### The request
Output each line of the material exactly as it stands.

____ Record set

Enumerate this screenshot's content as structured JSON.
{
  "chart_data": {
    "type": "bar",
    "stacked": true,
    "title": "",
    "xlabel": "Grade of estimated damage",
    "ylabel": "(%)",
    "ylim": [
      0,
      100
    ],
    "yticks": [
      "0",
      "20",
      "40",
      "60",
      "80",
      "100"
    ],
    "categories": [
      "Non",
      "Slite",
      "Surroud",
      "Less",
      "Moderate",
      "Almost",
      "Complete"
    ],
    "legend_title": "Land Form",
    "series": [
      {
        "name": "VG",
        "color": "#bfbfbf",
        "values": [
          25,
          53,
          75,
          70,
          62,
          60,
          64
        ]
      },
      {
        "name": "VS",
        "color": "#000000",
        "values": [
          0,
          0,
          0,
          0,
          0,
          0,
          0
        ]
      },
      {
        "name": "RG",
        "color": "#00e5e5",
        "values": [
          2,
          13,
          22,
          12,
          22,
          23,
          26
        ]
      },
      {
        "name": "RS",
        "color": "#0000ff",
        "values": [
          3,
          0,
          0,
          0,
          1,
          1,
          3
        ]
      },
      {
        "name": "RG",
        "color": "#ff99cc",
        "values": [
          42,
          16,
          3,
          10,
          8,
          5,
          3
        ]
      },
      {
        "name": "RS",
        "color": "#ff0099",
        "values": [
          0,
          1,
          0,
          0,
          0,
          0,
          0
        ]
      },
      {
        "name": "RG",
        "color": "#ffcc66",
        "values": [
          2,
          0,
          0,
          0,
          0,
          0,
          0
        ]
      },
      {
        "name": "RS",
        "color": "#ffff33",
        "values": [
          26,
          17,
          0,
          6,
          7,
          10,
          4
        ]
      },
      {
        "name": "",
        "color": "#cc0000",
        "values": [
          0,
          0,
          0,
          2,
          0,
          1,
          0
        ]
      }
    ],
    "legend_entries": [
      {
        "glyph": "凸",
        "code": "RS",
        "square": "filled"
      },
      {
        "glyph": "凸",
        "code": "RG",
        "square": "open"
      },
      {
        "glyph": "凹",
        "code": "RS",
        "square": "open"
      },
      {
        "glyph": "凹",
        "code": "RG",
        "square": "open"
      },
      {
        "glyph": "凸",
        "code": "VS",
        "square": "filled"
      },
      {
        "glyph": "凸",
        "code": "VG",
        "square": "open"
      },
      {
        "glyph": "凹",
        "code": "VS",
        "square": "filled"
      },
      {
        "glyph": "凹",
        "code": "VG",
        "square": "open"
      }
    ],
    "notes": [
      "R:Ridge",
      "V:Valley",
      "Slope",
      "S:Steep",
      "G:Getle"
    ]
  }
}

________

### Exercise result
Enumerate this screenshot's content as structured JSON.
{
  "chart_data": {
    "type": "bar",
    "stacked": true,
    "title": "",
    "xlabel": "Grade of estimated damage",
    "ylabel": "(%)",
    "ylim": [
      0,
      100
    ],
    "yticks": [
      "0",
      "20",
      "40",
      "60",
      "80",
      "100"
    ],
    "categories": [
      "Non",
      "Slite",
      "Surroud",
      "Less",
      "Moderate",
      "Almost",
      "Complete"
    ],
    "legend_title": "Land Form",
    "series": [
      {
        "name": "VG",
        "color": "#bfbfbf",
        "values": [
          25,
          53,
          75,
          70,
          62,
          60,
          64
        ]
      },
      {
        "name": "VS",
        "color": "#000000",
        "values": [
          0,
          0,
          0,
          0,
          0,
          0,
          0
        ]
      },
      {
        "name": "RG",
        "color": "#00e5e5",
        "values": [
          2,
          13,
          22,
          12,
          22,
          23,
          26
        ]
      },
      {
        "name": "RS",
        "color": "#0000ff",
        "values": [
          3,
          0,
          0,
          0,
          1,
          1,
          3
        ]
      },
      {
        "name": "RG",
        "color": "#ff99cc",
        "values": [
          42,
          16,
          3,
          10,
          8,
          5,
          3
        ]
      },
      {
        "name": "RS",
        "color": "#ff0099",
        "values": [
          0,
          1,
          0,
          0,
          0,
          0,
          0
        ]
      },
      {
        "name": "RG",
        "color": "#ffcc66",
        "values": [
          2,
          0,
          0,
          0,
          0,
          0,
          0
        ]
      },
      {
        "name": "RS",
        "color": "#ffff33",
        "values": [
          26,
          17,
          0,
          6,
          7,
          10,
          4
        ]
      },
      {
        "name": "",
        "color": "#cc0000",
        "values": [
          0,
          0,
          0,
          2,
          0,
          1,
          0
        ]
      }
    ],
    "legend_entries": [
      {
        "glyph": "凸",
        "code": "RS",
        "square": "filled"
      },
      {
        "glyph": "凸",
        "code": "RG",
        "square": "open"
      },
      {
        "glyph": "凹",
        "code": "RS",
        "square": "open"
      },
      {
        "glyph": "凹",
        "code": "RG",
        "square": "open"
      },
      {
        "glyph": "凸",
        "code": "VS",
        "square": "filled"
      },
      {
        "glyph": "凸",
        "code": "VG",
        "square": "open"
      },
      {
        "glyph": "凹",
        "code": "VS",
        "square": "filled"
      },
      {
        "glyph": "凹",
        "code": "VG",
        "square": "open"
      }
    ],
    "notes": [
      "R:Ridge",
      "V:Valley",
      "Slope",
      "S:Steep",
      "G:Getle"
    ]
  }
}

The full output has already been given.